* _Data entries_:
————

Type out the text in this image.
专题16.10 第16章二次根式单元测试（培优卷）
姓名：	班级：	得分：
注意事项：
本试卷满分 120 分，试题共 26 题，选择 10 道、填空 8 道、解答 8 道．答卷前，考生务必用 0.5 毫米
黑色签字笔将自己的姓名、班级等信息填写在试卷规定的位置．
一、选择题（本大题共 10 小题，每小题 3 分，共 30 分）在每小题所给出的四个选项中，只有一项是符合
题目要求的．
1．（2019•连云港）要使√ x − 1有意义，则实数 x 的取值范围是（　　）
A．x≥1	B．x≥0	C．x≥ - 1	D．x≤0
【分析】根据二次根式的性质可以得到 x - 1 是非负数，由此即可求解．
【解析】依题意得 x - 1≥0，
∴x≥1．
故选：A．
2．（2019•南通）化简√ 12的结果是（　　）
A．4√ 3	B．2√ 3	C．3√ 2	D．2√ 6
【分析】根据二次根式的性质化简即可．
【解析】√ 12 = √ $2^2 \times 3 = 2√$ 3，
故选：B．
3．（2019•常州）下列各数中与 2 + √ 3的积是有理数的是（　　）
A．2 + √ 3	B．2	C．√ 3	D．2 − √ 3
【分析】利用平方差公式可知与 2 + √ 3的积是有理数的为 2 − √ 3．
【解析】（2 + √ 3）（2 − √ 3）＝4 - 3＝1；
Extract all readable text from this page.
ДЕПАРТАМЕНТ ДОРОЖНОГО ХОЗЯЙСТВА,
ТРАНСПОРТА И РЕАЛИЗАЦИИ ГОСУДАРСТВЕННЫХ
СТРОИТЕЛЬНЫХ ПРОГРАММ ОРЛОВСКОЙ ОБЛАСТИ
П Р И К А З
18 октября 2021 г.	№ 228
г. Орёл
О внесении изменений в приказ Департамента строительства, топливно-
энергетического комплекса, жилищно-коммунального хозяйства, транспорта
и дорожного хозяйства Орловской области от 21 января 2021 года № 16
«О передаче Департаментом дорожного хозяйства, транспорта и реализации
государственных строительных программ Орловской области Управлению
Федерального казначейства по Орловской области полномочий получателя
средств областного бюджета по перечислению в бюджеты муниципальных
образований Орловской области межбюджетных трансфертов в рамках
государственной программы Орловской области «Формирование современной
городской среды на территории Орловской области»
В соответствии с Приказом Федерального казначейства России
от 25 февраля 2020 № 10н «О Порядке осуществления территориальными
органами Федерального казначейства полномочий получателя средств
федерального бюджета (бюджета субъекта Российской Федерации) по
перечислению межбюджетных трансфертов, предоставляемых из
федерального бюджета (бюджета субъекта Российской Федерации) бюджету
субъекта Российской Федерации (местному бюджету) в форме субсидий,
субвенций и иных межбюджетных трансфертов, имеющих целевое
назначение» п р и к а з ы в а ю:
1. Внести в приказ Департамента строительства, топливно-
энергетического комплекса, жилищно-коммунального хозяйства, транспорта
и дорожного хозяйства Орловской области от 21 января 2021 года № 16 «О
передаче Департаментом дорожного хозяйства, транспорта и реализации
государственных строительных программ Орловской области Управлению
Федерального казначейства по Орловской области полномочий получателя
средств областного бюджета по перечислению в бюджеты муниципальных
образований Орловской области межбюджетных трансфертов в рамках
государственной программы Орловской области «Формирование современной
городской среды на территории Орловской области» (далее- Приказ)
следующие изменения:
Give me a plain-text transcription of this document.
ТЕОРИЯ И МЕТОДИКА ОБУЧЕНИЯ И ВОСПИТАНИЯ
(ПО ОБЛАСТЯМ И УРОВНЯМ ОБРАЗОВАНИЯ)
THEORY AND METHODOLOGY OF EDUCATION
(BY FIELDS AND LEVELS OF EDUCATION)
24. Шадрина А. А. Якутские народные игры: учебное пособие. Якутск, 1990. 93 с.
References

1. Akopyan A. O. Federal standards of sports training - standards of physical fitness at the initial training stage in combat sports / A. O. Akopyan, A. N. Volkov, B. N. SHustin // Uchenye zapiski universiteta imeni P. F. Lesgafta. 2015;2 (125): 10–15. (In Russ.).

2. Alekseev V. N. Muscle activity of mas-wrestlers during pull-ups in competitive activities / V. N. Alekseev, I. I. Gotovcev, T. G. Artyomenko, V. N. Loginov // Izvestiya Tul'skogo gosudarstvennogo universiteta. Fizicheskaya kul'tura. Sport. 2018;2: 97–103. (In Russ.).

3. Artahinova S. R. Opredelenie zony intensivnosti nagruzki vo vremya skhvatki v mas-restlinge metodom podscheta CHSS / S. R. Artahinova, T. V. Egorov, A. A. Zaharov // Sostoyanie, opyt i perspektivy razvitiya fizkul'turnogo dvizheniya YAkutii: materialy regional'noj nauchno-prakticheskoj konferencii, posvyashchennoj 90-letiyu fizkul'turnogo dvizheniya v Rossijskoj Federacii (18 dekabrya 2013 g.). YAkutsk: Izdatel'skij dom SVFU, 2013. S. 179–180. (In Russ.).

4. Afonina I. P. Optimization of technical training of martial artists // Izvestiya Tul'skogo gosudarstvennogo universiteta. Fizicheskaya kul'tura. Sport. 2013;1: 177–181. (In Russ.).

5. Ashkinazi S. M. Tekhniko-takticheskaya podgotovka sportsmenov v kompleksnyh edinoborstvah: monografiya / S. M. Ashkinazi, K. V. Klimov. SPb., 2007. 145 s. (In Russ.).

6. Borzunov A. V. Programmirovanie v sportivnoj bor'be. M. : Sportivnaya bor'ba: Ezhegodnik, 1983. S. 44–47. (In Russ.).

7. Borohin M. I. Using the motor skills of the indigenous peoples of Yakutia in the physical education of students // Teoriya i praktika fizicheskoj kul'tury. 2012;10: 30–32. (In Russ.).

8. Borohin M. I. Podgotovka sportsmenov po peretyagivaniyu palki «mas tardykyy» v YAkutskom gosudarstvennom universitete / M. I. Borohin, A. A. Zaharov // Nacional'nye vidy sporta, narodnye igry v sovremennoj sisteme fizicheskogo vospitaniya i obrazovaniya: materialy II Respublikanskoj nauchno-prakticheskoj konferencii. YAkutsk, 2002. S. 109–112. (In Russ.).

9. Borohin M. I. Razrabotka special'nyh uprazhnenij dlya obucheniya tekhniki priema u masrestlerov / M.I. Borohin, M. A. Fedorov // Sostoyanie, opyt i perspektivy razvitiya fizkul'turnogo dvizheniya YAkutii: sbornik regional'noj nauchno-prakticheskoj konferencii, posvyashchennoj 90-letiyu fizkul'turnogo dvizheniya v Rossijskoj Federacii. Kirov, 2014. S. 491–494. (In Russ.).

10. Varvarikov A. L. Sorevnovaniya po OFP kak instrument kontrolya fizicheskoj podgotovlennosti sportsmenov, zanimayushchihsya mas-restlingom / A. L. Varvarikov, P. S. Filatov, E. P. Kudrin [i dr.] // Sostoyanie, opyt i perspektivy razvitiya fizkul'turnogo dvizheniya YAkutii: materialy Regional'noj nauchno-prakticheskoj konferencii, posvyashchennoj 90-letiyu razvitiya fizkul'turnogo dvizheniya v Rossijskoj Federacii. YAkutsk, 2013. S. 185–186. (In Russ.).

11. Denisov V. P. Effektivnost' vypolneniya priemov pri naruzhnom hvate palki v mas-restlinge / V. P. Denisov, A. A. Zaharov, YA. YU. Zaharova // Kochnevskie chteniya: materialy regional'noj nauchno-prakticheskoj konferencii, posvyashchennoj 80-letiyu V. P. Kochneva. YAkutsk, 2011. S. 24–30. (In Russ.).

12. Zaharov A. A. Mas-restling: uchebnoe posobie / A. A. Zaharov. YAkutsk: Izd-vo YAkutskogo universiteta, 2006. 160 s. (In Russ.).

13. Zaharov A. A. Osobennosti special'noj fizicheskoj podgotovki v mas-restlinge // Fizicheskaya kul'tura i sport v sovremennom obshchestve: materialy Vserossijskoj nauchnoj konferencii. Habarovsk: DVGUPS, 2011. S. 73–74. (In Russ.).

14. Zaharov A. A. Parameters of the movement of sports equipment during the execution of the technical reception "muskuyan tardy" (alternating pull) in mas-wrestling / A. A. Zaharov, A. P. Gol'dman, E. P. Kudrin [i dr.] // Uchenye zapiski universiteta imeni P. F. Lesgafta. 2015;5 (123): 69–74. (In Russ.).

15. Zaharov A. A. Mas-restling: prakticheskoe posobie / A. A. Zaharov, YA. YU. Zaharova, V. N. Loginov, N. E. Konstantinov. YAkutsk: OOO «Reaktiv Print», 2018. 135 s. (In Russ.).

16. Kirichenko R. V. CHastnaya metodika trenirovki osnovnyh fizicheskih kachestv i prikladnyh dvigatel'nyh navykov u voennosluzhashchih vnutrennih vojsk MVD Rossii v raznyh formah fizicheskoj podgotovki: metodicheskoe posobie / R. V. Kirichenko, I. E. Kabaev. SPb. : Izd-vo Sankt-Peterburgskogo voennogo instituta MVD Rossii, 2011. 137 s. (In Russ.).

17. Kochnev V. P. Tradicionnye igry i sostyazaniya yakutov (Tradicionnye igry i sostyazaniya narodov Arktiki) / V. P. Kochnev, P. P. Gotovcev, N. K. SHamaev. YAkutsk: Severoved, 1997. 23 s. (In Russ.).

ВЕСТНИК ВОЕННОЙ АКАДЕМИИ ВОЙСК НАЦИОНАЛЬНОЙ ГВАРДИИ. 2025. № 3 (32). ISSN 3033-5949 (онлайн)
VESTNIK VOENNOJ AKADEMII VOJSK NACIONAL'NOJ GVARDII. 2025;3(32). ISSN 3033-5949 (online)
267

————

* _GIVEN PROBLEM_:
All lines in the data that contain the word "строительства" should be copied.

* _WORKED SOLUTION_:
О внесении изменений в приказ Департамента строительства, топливно-
1. Внести в приказ Департамента строительства, топливно-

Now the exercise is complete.